(Data listing)
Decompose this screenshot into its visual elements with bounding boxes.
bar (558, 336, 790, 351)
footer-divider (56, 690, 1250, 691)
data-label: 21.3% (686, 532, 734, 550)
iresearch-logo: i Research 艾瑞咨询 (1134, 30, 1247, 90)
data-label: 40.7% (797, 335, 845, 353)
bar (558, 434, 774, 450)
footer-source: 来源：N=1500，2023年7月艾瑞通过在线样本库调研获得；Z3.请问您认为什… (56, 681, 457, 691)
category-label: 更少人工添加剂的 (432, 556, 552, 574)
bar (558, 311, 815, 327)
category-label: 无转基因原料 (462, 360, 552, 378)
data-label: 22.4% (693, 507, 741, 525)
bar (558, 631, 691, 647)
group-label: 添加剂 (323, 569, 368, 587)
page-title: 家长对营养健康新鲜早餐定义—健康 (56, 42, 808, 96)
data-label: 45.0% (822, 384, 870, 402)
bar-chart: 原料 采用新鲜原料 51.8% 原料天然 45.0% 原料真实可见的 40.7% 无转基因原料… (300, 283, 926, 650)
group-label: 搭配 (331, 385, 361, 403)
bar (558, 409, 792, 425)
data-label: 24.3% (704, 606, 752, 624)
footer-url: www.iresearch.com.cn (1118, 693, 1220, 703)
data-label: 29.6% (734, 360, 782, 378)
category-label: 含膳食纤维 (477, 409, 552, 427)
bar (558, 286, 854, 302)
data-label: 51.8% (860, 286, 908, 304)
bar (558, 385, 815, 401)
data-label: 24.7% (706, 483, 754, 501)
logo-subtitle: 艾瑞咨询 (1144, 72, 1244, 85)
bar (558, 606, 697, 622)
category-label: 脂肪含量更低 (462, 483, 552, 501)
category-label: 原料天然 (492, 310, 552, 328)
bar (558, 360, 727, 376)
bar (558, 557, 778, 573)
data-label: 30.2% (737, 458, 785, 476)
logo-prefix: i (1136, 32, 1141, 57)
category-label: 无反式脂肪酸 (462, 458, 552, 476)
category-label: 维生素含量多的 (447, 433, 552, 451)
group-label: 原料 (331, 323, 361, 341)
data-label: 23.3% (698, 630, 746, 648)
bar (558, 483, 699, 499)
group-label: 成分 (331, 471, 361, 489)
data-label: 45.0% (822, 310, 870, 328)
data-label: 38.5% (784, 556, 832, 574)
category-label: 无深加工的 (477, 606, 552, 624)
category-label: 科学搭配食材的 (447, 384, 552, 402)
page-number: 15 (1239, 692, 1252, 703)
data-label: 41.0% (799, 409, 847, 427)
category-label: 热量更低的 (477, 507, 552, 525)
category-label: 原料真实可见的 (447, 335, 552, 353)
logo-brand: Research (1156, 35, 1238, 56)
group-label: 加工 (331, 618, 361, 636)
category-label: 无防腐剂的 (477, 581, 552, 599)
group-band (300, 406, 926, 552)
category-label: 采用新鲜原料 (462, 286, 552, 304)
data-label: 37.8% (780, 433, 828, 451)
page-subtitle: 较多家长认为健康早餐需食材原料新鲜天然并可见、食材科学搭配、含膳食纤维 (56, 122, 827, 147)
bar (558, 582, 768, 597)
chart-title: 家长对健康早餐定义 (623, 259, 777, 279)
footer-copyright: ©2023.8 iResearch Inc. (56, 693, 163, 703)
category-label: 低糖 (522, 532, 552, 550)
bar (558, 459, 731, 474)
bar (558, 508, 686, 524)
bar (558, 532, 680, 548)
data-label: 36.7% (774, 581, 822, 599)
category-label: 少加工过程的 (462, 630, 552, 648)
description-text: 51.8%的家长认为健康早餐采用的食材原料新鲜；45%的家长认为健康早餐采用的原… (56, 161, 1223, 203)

> Your goal: Copy the items word for word, beginning with the first line and ending with the line that contains "bar (558, 311, 815, 327)", including that line.

> The result:
Decompose this screenshot into its visual elements with bounding boxes.
bar (558, 336, 790, 351)
footer-divider (56, 690, 1250, 691)
data-label: 21.3% (686, 532, 734, 550)
iresearch-logo: i Research 艾瑞咨询 (1134, 30, 1247, 90)
data-label: 40.7% (797, 335, 845, 353)
bar (558, 434, 774, 450)
footer-source: 来源：N=1500，2023年7月艾瑞通过在线样本库调研获得；Z3.请问您认为什… (56, 681, 457, 691)
category-label: 更少人工添加剂的 (432, 556, 552, 574)
bar (558, 311, 815, 327)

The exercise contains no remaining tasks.